— start —

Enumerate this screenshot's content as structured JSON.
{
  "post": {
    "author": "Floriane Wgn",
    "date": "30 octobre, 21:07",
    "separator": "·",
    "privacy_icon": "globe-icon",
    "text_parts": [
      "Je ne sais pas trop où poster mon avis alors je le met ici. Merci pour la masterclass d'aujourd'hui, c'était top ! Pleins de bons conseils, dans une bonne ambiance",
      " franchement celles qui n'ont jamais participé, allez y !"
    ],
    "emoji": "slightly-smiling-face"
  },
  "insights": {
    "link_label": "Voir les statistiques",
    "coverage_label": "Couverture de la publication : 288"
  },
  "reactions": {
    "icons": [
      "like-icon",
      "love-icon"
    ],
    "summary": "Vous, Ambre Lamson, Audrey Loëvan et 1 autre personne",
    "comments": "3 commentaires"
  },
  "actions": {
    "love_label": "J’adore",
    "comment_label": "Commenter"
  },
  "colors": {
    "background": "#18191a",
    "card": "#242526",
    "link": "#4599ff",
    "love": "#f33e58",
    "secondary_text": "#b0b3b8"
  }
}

— end —

[Do this] Repeat the records above exactly, leaving none out.

[Worked answer]
Enumerate this screenshot's content as structured JSON.
{
  "post": {
    "author": "Floriane Wgn",
    "date": "30 octobre, 21:07",
    "separator": "·",
    "privacy_icon": "globe-icon",
    "text_parts": [
      "Je ne sais pas trop où poster mon avis alors je le met ici. Merci pour la masterclass d'aujourd'hui, c'était top ! Pleins de bons conseils, dans une bonne ambiance",
      " franchement celles qui n'ont jamais participé, allez y !"
    ],
    "emoji": "slightly-smiling-face"
  },
  "insights": {
    "link_label": "Voir les statistiques",
    "coverage_label": "Couverture de la publication : 288"
  },
  "reactions": {
    "icons": [
      "like-icon",
      "love-icon"
    ],
    "summary": "Vous, Ambre Lamson, Audrey Loëvan et 1 autre personne",
    "comments": "3 commentaires"
  },
  "actions": {
    "love_label": "J’adore",
    "comment_label": "Commenter"
  },
  "colors": {
    "background": "#18191a",
    "card": "#242526",
    "link": "#4599ff",
    "love": "#f33e58",
    "secondary_text": "#b0b3b8"
  }
}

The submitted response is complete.